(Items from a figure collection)
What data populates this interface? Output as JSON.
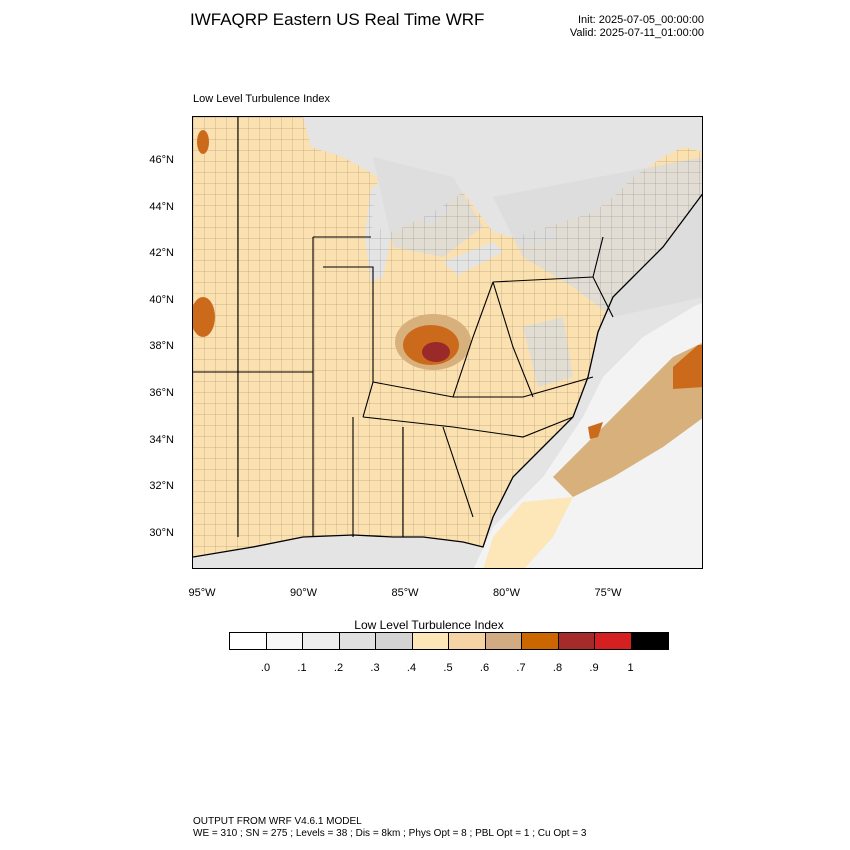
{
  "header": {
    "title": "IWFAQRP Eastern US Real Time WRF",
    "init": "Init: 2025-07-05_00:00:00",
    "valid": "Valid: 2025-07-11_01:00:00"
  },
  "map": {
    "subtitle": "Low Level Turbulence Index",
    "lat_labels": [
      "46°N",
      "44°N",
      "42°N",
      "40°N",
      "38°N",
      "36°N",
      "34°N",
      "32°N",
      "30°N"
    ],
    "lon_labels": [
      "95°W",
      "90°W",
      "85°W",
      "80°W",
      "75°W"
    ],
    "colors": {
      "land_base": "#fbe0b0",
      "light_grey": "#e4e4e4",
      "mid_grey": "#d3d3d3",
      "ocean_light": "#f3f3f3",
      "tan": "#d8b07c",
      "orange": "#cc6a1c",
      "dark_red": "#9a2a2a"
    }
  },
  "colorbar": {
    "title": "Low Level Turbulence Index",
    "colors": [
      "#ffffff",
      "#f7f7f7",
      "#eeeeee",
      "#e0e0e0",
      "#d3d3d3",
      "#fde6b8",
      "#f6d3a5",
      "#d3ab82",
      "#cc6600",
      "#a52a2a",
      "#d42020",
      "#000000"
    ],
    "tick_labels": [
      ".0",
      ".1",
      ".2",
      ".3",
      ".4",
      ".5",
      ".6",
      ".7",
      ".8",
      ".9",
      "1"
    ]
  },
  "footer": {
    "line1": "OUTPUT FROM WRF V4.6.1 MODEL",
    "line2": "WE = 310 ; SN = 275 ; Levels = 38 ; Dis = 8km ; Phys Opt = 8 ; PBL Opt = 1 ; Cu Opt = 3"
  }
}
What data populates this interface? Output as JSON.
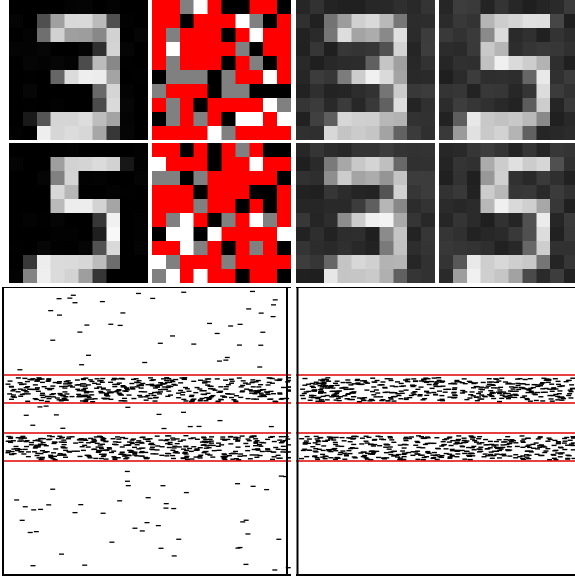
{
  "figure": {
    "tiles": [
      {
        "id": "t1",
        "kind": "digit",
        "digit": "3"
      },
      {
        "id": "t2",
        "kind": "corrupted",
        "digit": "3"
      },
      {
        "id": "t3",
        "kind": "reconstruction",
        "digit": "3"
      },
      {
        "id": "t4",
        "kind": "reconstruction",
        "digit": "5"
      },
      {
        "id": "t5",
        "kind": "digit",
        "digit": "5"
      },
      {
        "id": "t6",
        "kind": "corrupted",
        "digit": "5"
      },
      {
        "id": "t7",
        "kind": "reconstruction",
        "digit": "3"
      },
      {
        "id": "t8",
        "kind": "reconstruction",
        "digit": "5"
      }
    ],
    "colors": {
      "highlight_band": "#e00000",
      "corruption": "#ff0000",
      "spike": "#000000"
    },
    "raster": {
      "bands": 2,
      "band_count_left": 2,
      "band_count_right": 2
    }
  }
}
---
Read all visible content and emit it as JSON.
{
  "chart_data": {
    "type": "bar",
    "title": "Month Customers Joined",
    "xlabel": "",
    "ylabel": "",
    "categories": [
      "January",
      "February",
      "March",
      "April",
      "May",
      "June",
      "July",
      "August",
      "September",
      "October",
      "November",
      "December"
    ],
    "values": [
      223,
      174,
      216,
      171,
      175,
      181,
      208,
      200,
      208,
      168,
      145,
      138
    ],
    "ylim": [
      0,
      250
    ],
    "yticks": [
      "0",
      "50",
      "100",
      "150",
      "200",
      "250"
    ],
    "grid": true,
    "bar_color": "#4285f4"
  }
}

Direction
Copy each line holding the word "Turbulence" from the listing above.

Exercise result
    "subtitle": "Low Level Turbulence Index",
    "title": "Low Level Turbulence Index",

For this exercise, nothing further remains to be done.